>> START ITEMS
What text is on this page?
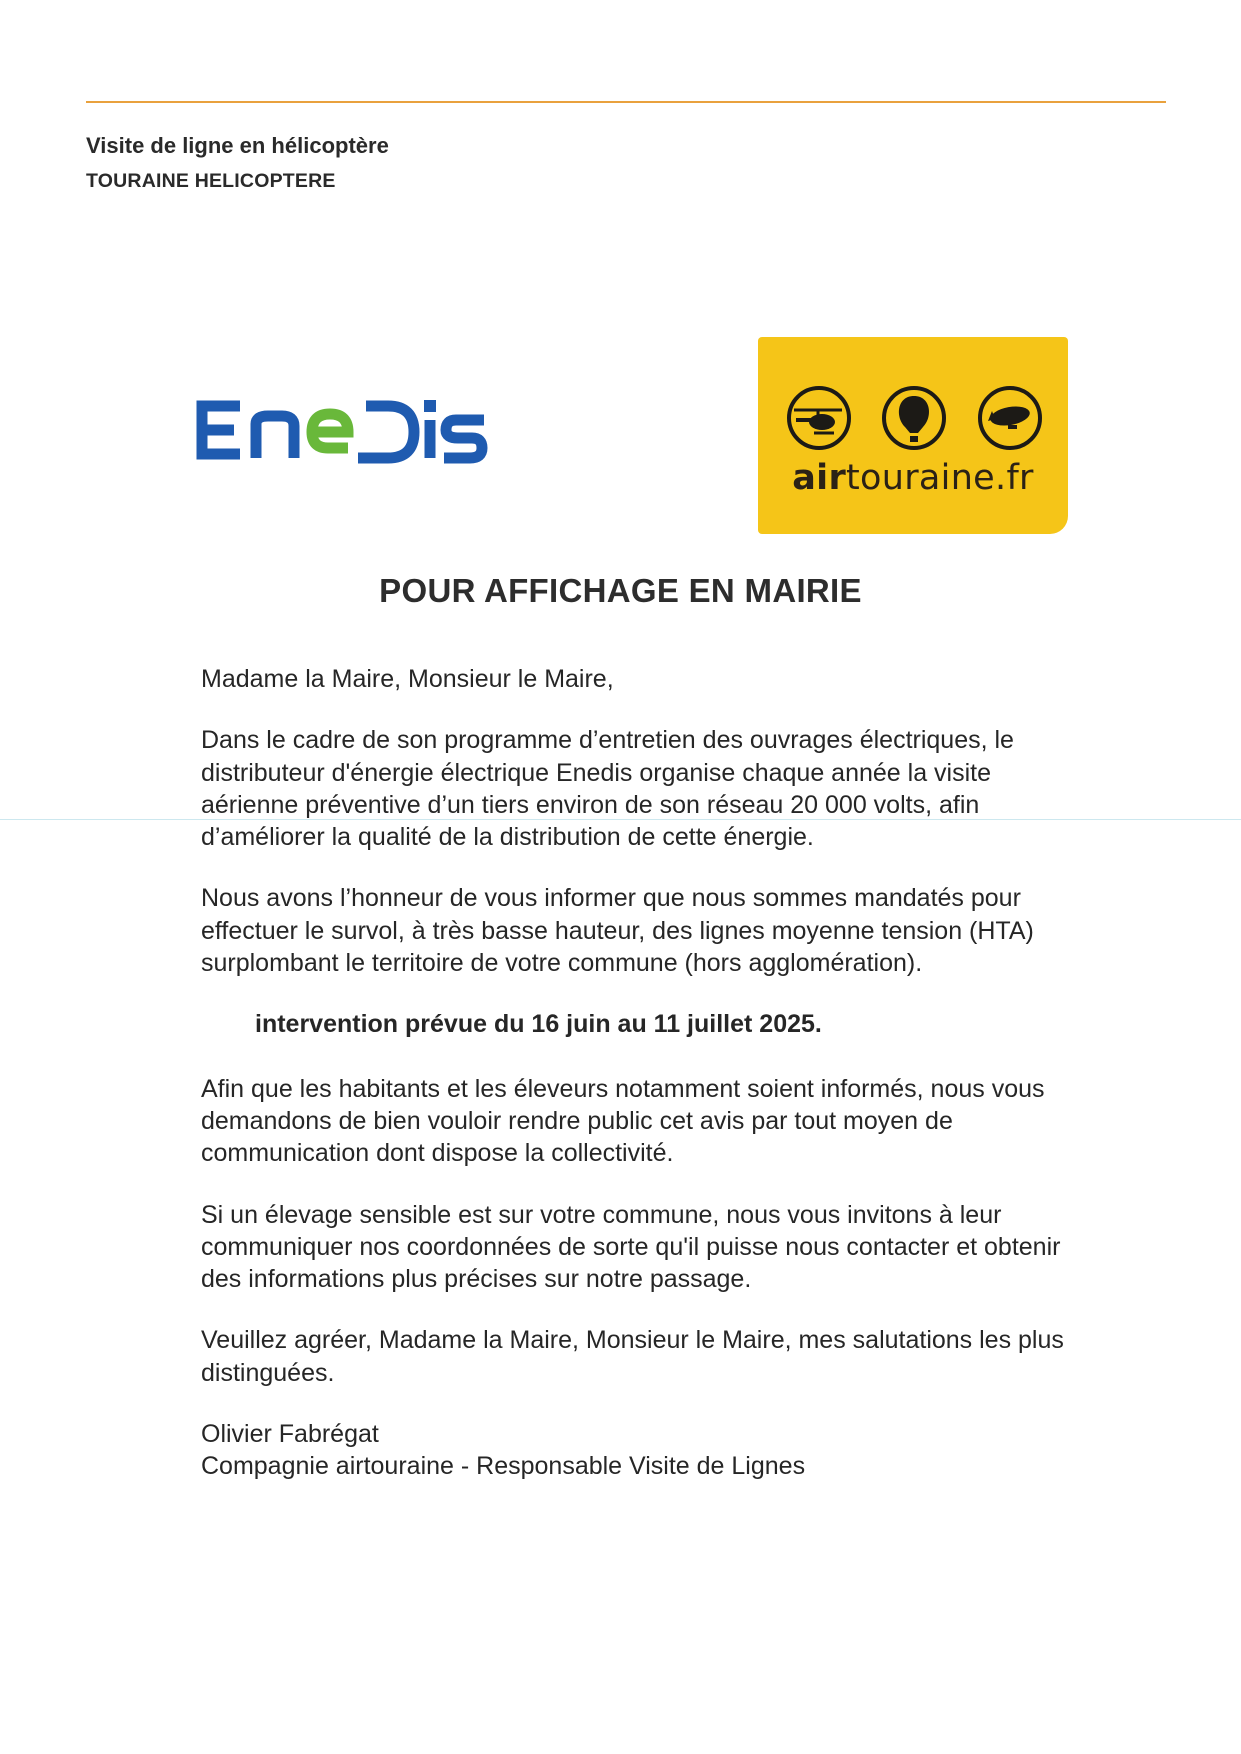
Visite de ligne en hélicoptère
TOURAINE HELICOPTERE
airtouraine.fr
POUR AFFICHAGE EN MAIRIE

Madame la Maire, Monsieur le Maire,

Dans le cadre de son programme d’entretien des ouvrages électriques, le distributeur d'énergie électrique Enedis organise chaque année la visite aérienne préventive d’un tiers environ de son réseau 20 000 volts, afin d’améliorer la qualité de la distribution de cette énergie.

Nous avons l’honneur de vous informer que nous sommes mandatés pour effectuer le survol, à très basse hauteur, des lignes moyenne tension (HTA) surplombant le territoire de votre commune (hors agglomération).

intervention prévue du 16 juin au 11 juillet 2025.

Afin que les habitants et les éleveurs notamment soient informés, nous vous demandons de bien vouloir rendre public cet avis par tout moyen de communication dont dispose la collectivité.

Si un élevage sensible est sur votre commune, nous vous invitons à leur communiquer nos coordonnées de sorte qu'il puisse nous contacter et obtenir des informations plus précises sur notre passage.

Veuillez agréer, Madame la Maire, Monsieur le Maire, mes salutations les plus distinguées.

Olivier Fabrégat

Compagnie airtouraine - Responsable Visite de Lignes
>> END ITEMS
= WHAT YOU SHOULD DO =
Leave out the pictures and give the listing above again exactly.

= REPLY TO THE EXERCISE =
What text is on this page?
Visite de ligne en hélicoptère
TOURAINE HELICOPTERE
airtouraine.fr
POUR AFFICHAGE EN MAIRIE

Madame la Maire, Monsieur le Maire,

Dans le cadre de son programme d’entretien des ouvrages électriques, le distributeur d'énergie électrique Enedis organise chaque année la visite aérienne préventive d’un tiers environ de son réseau 20 000 volts, afin d’améliorer la qualité de la distribution de cette énergie.

Nous avons l’honneur de vous informer que nous sommes mandatés pour effectuer le survol, à très basse hauteur, des lignes moyenne tension (HTA) surplombant le territoire de votre commune (hors agglomération).

intervention prévue du 16 juin au 11 juillet 2025.

Afin que les habitants et les éleveurs notamment soient informés, nous vous demandons de bien vouloir rendre public cet avis par tout moyen de communication dont dispose la collectivité.

Si un élevage sensible est sur votre commune, nous vous invitons à leur communiquer nos coordonnées de sorte qu'il puisse nous contacter et obtenir des informations plus précises sur notre passage.

Veuillez agréer, Madame la Maire, Monsieur le Maire, mes salutations les plus distinguées.

Olivier Fabrégat

Compagnie airtouraine - Responsable Visite de Lignes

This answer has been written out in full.